PROBLEM: Determine the count of lines holding "faisons" and give that count alone.

Data excerpts:
## start

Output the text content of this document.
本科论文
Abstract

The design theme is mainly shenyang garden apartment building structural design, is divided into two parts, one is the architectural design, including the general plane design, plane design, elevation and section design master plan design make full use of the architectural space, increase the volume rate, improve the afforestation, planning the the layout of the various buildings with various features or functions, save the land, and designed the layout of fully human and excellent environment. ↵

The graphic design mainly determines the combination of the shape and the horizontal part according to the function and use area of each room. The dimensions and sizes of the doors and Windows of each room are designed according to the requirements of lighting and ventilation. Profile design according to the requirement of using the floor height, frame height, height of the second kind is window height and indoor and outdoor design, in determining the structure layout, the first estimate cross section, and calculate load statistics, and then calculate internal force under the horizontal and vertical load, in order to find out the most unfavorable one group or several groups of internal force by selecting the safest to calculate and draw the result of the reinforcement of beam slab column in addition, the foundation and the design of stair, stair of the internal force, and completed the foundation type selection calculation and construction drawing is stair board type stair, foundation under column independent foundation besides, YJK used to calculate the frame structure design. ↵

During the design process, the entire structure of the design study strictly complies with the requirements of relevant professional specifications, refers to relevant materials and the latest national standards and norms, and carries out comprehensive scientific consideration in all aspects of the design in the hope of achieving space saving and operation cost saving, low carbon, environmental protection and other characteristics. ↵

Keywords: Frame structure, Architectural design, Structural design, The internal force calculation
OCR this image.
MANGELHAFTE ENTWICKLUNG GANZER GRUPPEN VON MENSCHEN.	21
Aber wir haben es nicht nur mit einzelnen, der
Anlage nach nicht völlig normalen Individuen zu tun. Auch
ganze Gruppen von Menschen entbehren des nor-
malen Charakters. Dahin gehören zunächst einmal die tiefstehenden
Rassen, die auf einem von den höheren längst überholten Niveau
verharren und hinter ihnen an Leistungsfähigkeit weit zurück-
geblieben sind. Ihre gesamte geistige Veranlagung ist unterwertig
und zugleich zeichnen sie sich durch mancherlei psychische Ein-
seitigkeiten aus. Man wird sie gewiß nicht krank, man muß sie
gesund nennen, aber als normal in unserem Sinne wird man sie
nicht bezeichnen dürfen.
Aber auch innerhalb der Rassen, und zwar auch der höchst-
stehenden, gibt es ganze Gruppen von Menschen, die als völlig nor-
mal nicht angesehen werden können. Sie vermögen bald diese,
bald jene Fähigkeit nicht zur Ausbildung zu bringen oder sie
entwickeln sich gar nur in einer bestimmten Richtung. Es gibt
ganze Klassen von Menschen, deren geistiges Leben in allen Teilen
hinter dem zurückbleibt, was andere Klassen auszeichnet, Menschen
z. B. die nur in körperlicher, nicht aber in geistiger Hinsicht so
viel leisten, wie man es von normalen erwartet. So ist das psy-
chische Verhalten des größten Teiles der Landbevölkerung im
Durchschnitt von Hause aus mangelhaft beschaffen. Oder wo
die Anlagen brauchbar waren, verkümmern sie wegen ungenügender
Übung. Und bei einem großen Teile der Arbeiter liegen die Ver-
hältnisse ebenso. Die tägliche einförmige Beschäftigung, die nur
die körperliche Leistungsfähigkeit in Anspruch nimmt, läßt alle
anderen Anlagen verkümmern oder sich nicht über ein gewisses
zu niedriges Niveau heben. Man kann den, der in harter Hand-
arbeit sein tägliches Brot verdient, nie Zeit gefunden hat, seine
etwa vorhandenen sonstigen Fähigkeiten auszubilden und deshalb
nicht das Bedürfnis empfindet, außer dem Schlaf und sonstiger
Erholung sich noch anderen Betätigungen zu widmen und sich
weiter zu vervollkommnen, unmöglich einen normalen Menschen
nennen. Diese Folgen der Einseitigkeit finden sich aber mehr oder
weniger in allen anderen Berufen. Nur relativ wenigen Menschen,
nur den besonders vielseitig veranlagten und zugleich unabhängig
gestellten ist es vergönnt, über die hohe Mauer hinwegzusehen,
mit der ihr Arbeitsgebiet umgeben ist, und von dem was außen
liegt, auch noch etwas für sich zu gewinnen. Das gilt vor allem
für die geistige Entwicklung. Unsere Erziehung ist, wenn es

## end
## start

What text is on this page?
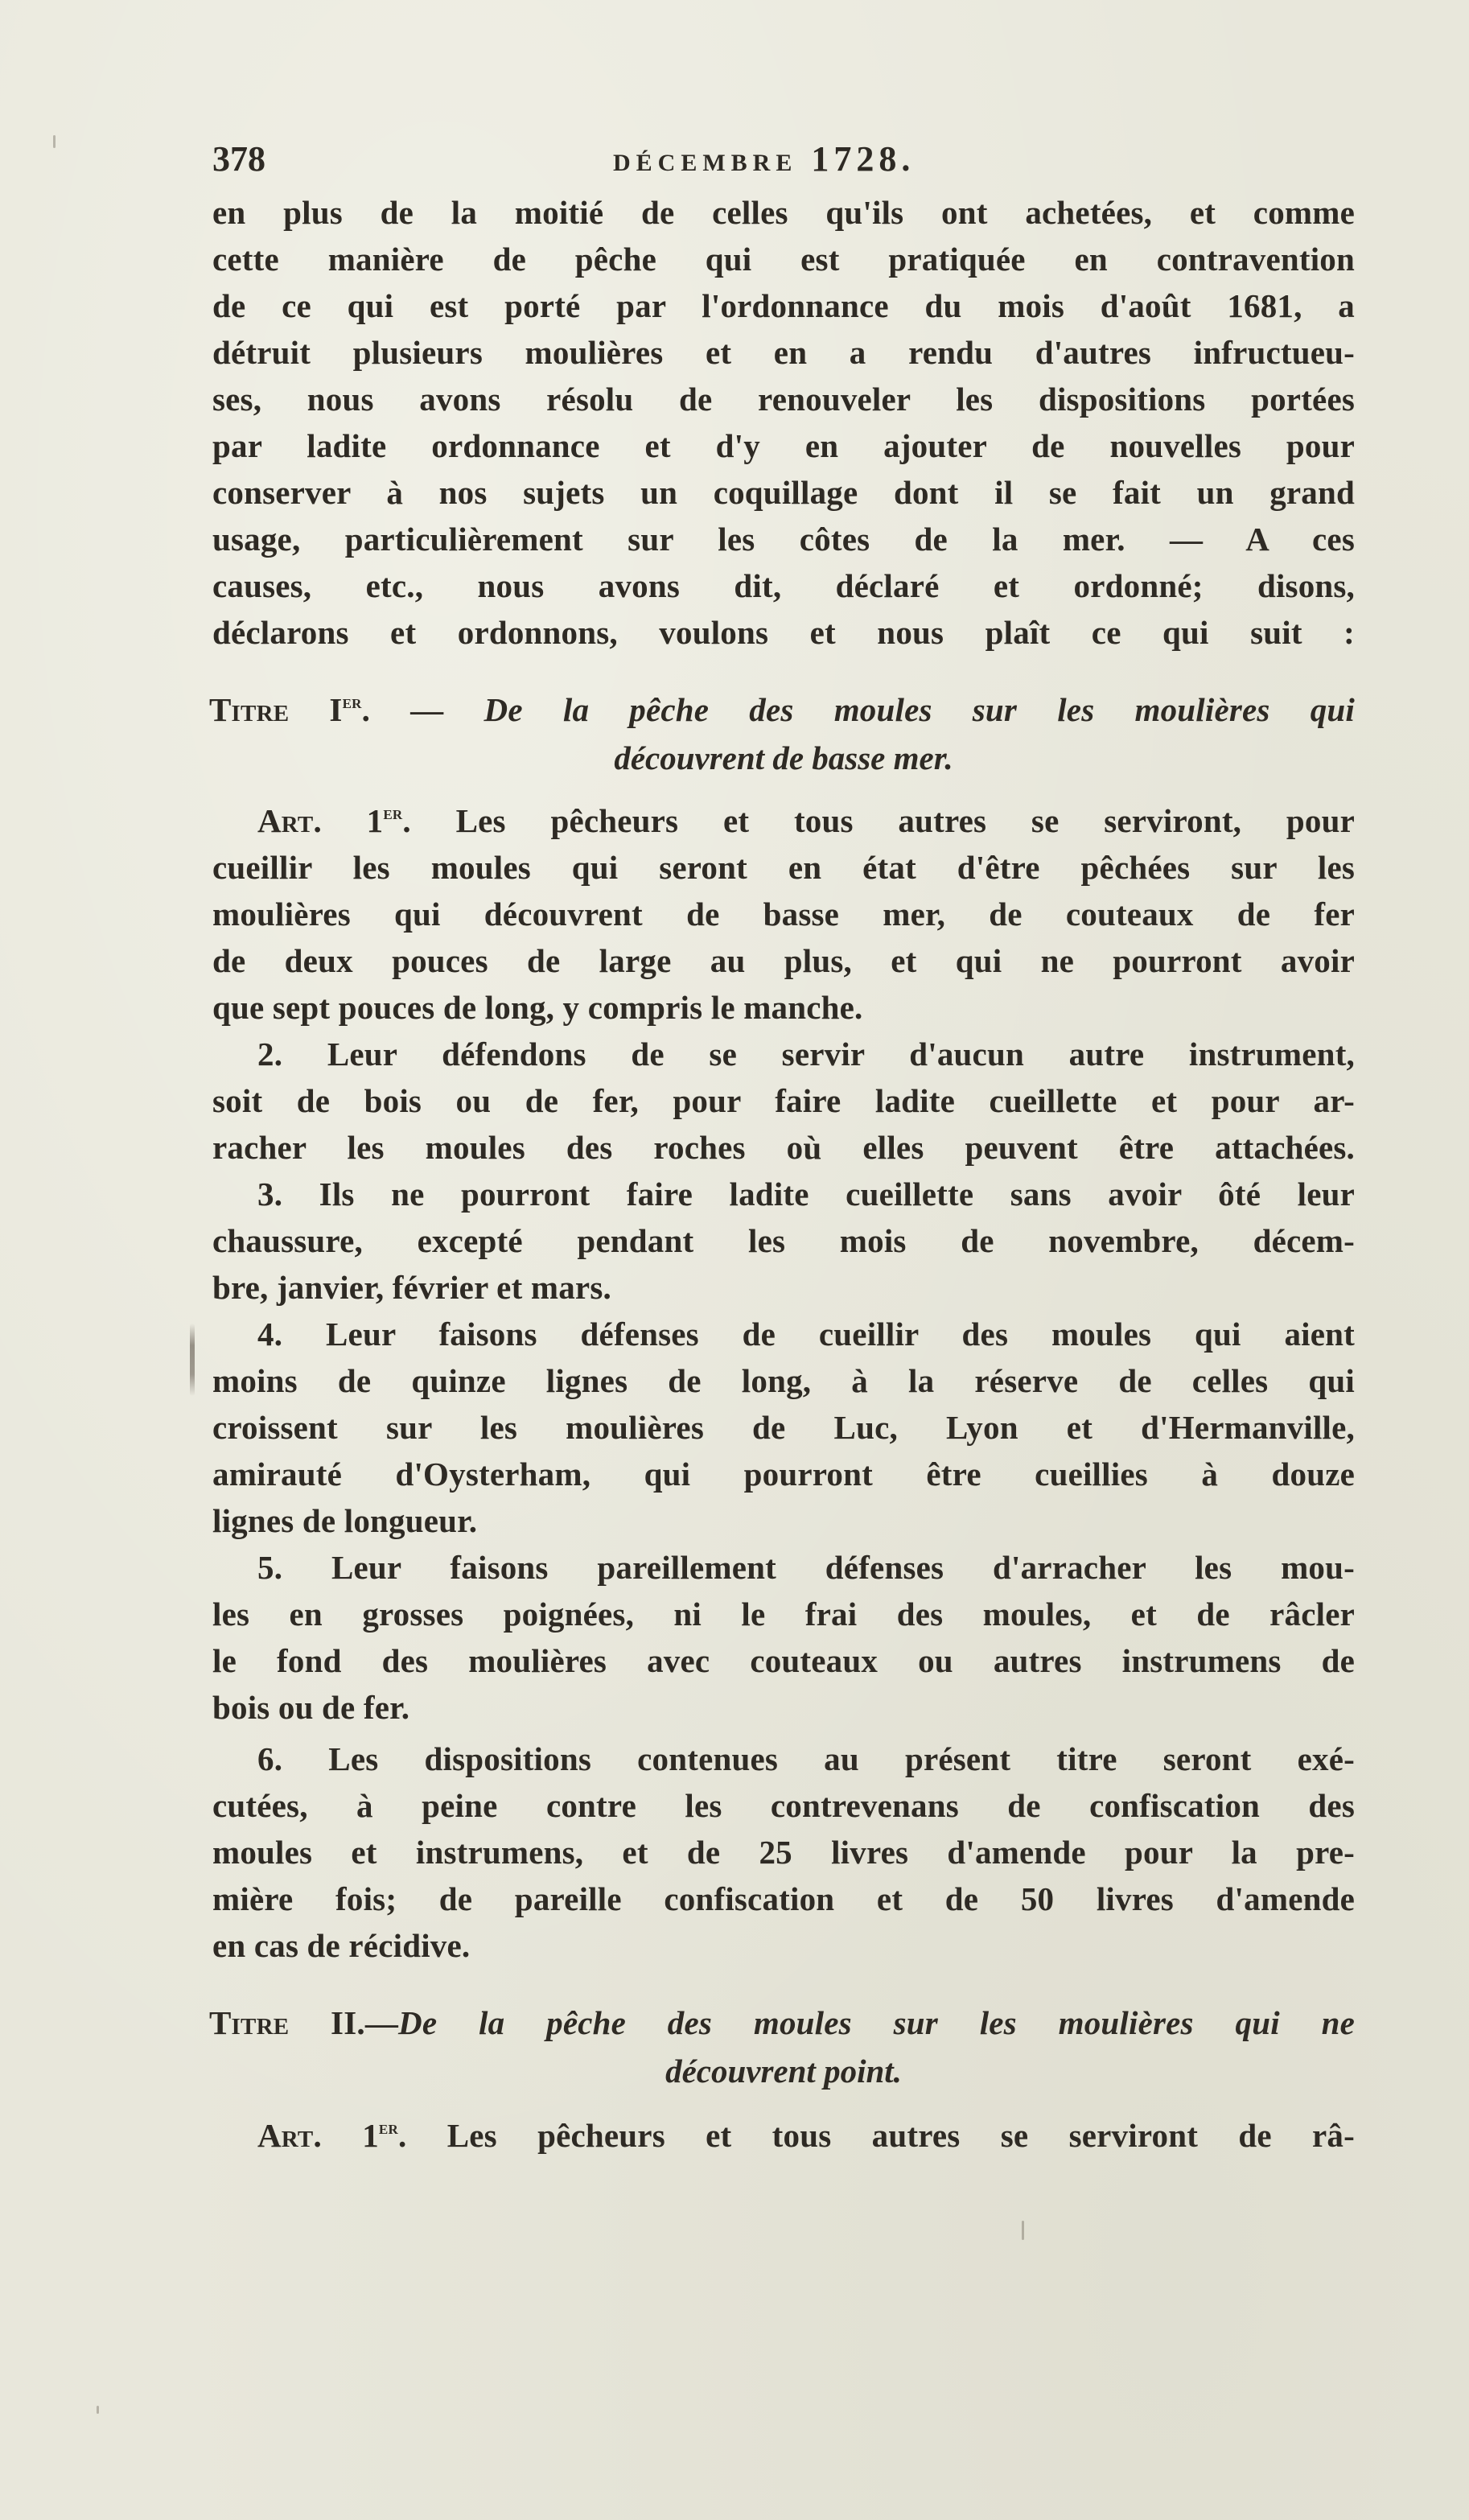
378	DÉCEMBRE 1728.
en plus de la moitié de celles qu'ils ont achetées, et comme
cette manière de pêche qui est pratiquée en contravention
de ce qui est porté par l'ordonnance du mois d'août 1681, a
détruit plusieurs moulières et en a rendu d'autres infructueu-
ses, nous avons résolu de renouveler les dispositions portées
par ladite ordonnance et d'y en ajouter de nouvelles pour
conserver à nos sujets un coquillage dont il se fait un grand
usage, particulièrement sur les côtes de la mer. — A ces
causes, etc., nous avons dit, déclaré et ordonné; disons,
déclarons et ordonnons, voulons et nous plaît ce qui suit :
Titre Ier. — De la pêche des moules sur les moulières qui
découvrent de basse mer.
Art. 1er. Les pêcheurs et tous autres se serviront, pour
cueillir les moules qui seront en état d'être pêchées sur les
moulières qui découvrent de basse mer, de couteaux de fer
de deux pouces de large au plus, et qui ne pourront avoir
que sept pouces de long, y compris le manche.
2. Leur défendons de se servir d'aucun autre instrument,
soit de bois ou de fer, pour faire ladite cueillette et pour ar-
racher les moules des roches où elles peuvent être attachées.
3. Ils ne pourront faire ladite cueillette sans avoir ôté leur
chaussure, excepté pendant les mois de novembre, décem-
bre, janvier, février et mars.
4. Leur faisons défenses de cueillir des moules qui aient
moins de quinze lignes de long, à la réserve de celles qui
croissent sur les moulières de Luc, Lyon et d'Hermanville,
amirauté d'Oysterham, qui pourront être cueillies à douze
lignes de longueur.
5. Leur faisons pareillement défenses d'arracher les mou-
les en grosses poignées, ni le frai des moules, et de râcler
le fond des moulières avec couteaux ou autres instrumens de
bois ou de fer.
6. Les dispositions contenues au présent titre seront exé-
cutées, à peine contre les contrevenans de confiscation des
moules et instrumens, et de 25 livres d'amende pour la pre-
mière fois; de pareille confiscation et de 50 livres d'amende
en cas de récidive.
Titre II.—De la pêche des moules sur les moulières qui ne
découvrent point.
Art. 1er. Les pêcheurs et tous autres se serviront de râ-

## end

ANSWER TO THIS PROBLEM: 2